• Brief
Repeat the entire listing exactly.

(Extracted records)

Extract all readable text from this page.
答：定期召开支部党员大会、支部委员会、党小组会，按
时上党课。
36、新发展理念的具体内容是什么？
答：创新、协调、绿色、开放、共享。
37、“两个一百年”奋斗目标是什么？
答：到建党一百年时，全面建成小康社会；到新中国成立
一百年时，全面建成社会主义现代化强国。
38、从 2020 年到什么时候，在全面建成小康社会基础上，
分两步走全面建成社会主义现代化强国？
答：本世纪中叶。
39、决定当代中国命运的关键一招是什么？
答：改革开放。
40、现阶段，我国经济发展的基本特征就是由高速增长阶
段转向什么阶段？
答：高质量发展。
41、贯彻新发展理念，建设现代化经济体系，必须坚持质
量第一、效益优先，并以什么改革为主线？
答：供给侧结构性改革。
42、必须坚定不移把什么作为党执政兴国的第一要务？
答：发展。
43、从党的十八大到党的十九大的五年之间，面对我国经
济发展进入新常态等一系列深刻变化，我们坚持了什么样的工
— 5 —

• Solution to this exercise
Extract all readable text from this page.
答：定期召开支部党员大会、支部委员会、党小组会，按
时上党课。
36、新发展理念的具体内容是什么？
答：创新、协调、绿色、开放、共享。
37、“两个一百年”奋斗目标是什么？
答：到建党一百年时，全面建成小康社会；到新中国成立
一百年时，全面建成社会主义现代化强国。
38、从 2020 年到什么时候，在全面建成小康社会基础上，
分两步走全面建成社会主义现代化强国？
答：本世纪中叶。
39、决定当代中国命运的关键一招是什么？
答：改革开放。
40、现阶段，我国经济发展的基本特征就是由高速增长阶
段转向什么阶段？
答：高质量发展。
41、贯彻新发展理念，建设现代化经济体系，必须坚持质
量第一、效益优先，并以什么改革为主线？
答：供给侧结构性改革。
42、必须坚定不移把什么作为党执政兴国的第一要务？
答：发展。
43、从党的十八大到党的十九大的五年之间，面对我国经
济发展进入新常态等一系列深刻变化，我们坚持了什么样的工
— 5 —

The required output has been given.